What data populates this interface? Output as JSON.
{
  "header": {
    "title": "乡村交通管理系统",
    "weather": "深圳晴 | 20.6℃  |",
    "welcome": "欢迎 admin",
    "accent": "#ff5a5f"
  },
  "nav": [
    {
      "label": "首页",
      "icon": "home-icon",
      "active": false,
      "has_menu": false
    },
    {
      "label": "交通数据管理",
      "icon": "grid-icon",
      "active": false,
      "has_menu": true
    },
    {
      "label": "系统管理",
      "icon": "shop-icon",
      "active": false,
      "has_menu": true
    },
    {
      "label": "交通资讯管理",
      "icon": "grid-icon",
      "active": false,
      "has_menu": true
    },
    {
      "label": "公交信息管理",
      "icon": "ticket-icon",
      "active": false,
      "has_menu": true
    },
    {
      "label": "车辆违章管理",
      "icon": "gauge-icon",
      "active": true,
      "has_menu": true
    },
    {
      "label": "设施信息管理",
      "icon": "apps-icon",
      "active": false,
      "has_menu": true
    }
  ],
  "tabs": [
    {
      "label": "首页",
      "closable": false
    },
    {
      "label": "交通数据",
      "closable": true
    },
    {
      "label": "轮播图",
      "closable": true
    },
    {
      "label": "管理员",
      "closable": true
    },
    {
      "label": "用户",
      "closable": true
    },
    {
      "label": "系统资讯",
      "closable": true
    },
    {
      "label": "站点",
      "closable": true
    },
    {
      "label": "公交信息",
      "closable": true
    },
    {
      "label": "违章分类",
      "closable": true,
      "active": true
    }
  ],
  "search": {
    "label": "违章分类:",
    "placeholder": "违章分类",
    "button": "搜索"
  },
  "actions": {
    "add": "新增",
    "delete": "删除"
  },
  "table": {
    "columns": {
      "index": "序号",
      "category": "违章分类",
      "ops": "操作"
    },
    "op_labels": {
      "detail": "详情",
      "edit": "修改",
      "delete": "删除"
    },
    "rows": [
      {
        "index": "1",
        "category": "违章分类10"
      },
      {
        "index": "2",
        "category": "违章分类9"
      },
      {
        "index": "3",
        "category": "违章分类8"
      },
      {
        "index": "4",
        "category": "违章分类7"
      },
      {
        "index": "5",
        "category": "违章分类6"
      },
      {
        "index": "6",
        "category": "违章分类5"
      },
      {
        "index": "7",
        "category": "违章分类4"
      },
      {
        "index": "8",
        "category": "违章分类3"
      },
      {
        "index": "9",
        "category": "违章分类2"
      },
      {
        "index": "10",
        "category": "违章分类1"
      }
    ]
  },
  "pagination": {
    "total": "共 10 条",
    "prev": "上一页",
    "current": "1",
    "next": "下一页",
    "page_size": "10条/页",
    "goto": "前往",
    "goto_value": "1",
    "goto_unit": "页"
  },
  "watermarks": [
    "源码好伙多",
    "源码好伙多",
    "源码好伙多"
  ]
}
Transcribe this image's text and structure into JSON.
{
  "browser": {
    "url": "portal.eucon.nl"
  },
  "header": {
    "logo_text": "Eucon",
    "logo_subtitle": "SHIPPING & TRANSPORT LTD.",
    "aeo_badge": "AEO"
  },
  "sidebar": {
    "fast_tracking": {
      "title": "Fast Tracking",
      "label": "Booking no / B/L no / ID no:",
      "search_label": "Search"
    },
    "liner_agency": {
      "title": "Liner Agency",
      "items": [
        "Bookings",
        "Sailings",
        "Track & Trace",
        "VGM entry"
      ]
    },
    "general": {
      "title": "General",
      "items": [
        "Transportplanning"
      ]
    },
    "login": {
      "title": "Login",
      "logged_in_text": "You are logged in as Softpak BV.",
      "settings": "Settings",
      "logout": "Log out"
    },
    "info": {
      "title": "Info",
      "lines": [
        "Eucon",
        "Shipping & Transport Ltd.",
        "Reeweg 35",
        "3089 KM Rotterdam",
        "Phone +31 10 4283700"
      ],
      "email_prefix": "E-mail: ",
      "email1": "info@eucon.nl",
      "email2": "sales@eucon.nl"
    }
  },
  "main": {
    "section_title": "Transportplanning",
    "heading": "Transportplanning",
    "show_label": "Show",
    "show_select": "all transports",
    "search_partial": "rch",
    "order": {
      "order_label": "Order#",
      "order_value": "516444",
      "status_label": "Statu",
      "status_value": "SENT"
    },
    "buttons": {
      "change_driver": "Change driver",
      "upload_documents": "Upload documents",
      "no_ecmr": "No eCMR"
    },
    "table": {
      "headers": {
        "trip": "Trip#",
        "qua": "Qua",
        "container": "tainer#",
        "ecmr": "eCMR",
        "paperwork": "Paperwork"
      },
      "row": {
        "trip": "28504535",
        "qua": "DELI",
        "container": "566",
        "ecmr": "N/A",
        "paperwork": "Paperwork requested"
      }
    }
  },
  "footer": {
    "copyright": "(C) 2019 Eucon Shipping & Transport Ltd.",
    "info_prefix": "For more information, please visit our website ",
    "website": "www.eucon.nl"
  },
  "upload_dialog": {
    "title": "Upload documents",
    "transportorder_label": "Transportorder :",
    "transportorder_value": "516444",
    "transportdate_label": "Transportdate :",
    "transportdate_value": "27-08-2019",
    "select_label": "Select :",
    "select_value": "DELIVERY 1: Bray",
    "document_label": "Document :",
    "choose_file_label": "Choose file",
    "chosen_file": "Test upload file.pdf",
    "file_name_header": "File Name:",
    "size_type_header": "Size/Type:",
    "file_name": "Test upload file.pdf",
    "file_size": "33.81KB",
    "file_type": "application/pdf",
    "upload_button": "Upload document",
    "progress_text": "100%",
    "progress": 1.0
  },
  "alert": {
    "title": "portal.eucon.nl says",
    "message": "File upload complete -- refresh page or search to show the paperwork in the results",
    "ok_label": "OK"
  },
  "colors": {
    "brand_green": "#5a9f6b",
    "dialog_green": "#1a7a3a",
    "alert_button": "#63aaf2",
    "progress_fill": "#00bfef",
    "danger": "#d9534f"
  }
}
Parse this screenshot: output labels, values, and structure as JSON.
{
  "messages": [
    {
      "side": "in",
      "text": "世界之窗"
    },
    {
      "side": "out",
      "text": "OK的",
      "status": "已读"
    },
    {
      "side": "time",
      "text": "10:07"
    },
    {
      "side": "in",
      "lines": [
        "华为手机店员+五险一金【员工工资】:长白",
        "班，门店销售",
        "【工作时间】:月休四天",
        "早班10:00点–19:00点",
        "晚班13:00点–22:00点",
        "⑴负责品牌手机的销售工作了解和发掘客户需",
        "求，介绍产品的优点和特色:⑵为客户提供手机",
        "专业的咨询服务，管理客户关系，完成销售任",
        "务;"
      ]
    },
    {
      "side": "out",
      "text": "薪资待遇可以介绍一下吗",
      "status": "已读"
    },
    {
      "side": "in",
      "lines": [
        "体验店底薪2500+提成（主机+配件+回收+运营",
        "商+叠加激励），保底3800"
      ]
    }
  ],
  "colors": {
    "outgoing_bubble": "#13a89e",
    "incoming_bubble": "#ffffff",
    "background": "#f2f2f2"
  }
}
---+---
Aim of the task ▸ Everything from the line containing "Parse this screenshot: output" through the last line of the records must be given again exactly; leave out all other lines.

Written answer ▸
Parse this screenshot: output labels, values, and structure as JSON.
{
  "messages": [
    {
      "side": "in",
      "text": "世界之窗"
    },
    {
      "side": "out",
      "text": "OK的",
      "status": "已读"
    },
    {
      "side": "time",
      "text": "10:07"
    },
    {
      "side": "in",
      "lines": [
        "华为手机店员+五险一金【员工工资】:长白",
        "班，门店销售",
        "【工作时间】:月休四天",
        "早班10:00点–19:00点",
        "晚班13:00点–22:00点",
        "⑴负责品牌手机的销售工作了解和发掘客户需",
        "求，介绍产品的优点和特色:⑵为客户提供手机",
        "专业的咨询服务，管理客户关系，完成销售任",
        "务;"
      ]
    },
    {
      "side": "out",
      "text": "薪资待遇可以介绍一下吗",
      "status": "已读"
    },
    {
      "side": "in",
      "lines": [
        "体验店底薪2500+提成（主机+配件+回收+运营",
        "商+叠加激励），保底3800"
      ]
    }
  ],
  "colors": {
    "outgoing_bubble": "#13a89e",
    "incoming_bubble": "#ffffff",
    "background": "#f2f2f2"
  }
}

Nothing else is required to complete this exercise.